# [Text shown]

The only textbook I was aware of in 1955 was "The Admiralty Handbook of Wireless Telegraphy". They were in several volumes and anything but a handbook. Our local library had a couple and I remember referring to it when I was trying to get to grips with DF.

I think they eventually became the Services Textbook of Radio. I bought Vol 5 in 1970 when I was doing antennae theory for C& G. I paid about 3 pounds for it and I see they are for sale on Amazon for 35 pounds second hand,perhaps they are a newer version than mine.

Another good radio book is the SeaWatchers by Lawrence Durrant. Its about the Australian Coast Radio Service, I see there are a few second hand copies around.


----------



## andysk (Jun 16, 2005)

Marconi Sahib said:


> ..... so luggage space and weight were never a factor.
> Especially when you signed on and off in your home port.
> Just empty the bedroom into the car and take it down to the ship. (Jester)

# [Entries]
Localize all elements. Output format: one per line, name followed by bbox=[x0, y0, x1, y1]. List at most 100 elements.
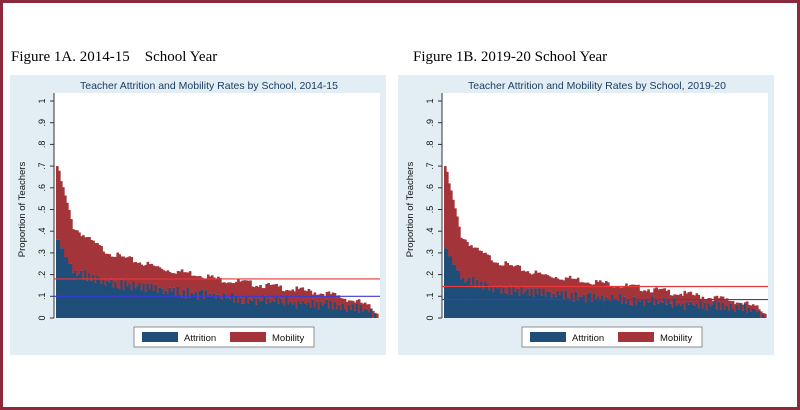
...
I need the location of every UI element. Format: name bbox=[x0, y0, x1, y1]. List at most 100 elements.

# [Exercise directions]
Reproduce word for word the part of the radio textbook thread above that opens with the words containing "I think they" and closes with "(Jun 16, 2005)".

# [Reply to the task]
I think they eventually became the Services Textbook of Radio. I bought Vol 5 in 1970 when I was doing antennae theory for C& G. I paid about 3 pounds for it and I see they are for sale on Amazon for 35 pounds second hand,perhaps they are a newer version than mine.

Another good radio book is the SeaWatchers by Lawrence Durrant. Its about the Australian Coast Radio Service, I see there are a few second hand copies around.


----------



## andysk (Jun 16, 2005)